Make a verbatim copy of the entries below; pictures stay out.

* **GIVEN RECORDS**
++++++++++++++++++++

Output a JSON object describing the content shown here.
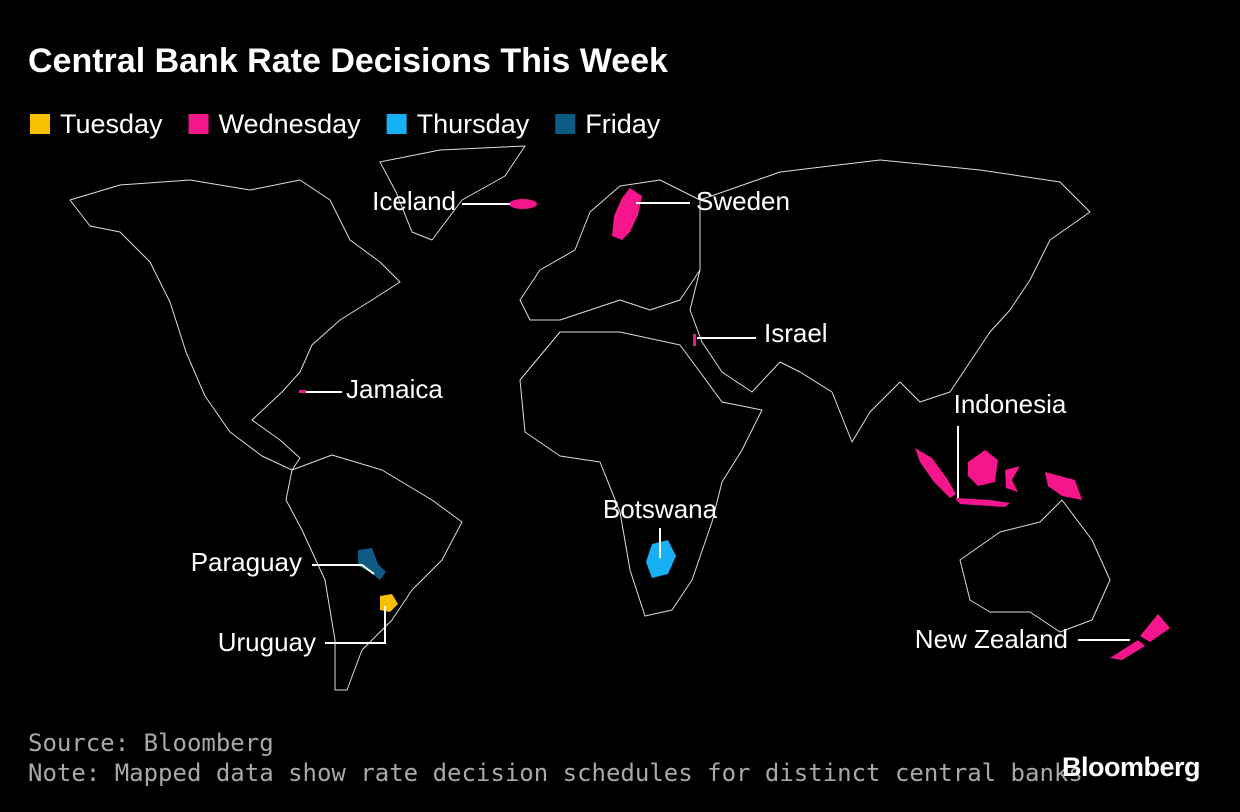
{
  "title": "Central Bank Rate Decisions This Week",
  "legend": [
    {
      "label": "Tuesday",
      "color": "#f7c100"
    },
    {
      "label": "Wednesday",
      "color": "#f5168e"
    },
    {
      "label": "Thursday",
      "color": "#18b0f5"
    },
    {
      "label": "Friday",
      "color": "#0d5a82"
    }
  ],
  "countries": [
    {
      "name": "Iceland",
      "color": "#f5168e"
    },
    {
      "name": "Sweden",
      "color": "#f5168e"
    },
    {
      "name": "Israel",
      "color": "#f5168e"
    },
    {
      "name": "Jamaica",
      "color": "#f5168e"
    },
    {
      "name": "Indonesia",
      "color": "#f5168e"
    },
    {
      "name": "Botswana",
      "color": "#18b0f5"
    },
    {
      "name": "Paraguay",
      "color": "#0d5a82"
    },
    {
      "name": "Uruguay",
      "color": "#f7c100"
    },
    {
      "name": "New Zealand",
      "color": "#f5168e"
    }
  ],
  "source": "Source: Bloomberg",
  "note": "Note: Mapped data show rate decision schedules for distinct central banks",
  "logo": "Bloomberg"
}
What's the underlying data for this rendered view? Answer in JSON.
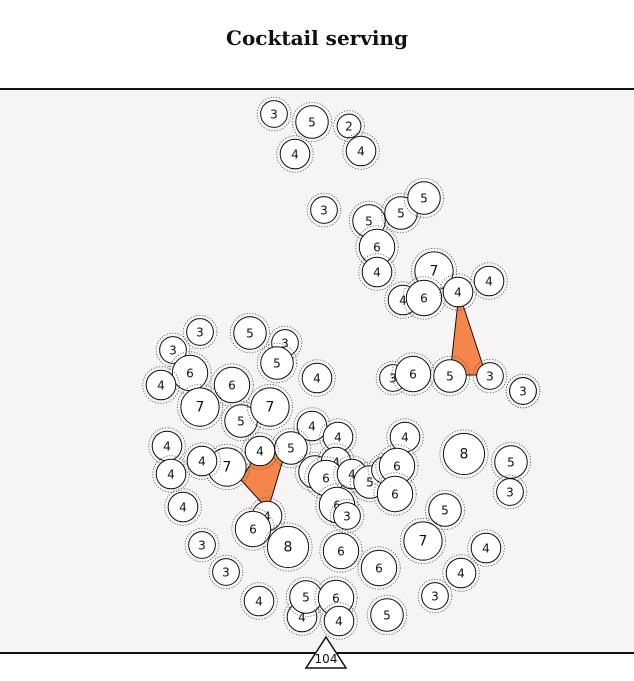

++++++++++++++++++++

* **SOLUTION**
Output a JSON object describing the content shown here.
{
  "title": "Central Bank Rate Decisions This Week",
  "legend": [
    {
      "label": "Tuesday",
      "color": "#f7c100"
    },
    {
      "label": "Wednesday",
      "color": "#f5168e"
    },
    {
      "label": "Thursday",
      "color": "#18b0f5"
    },
    {
      "label": "Friday",
      "color": "#0d5a82"
    }
  ],
  "countries": [
    {
      "name": "Iceland",
      "color": "#f5168e"
    },
    {
      "name": "Sweden",
      "color": "#f5168e"
    },
    {
      "name": "Israel",
      "color": "#f5168e"
    },
    {
      "name": "Jamaica",
      "color": "#f5168e"
    },
    {
      "name": "Indonesia",
      "color": "#f5168e"
    },
    {
      "name": "Botswana",
      "color": "#18b0f5"
    },
    {
      "name": "Paraguay",
      "color": "#0d5a82"
    },
    {
      "name": "Uruguay",
      "color": "#f7c100"
    },
    {
      "name": "New Zealand",
      "color": "#f5168e"
    }
  ],
  "source": "Source: Bloomberg",
  "note": "Note: Mapped data show rate decision schedules for distinct central banks",
  "logo": "Bloomberg"
}
What's the underlying data for this rendered view? Answer in JSON.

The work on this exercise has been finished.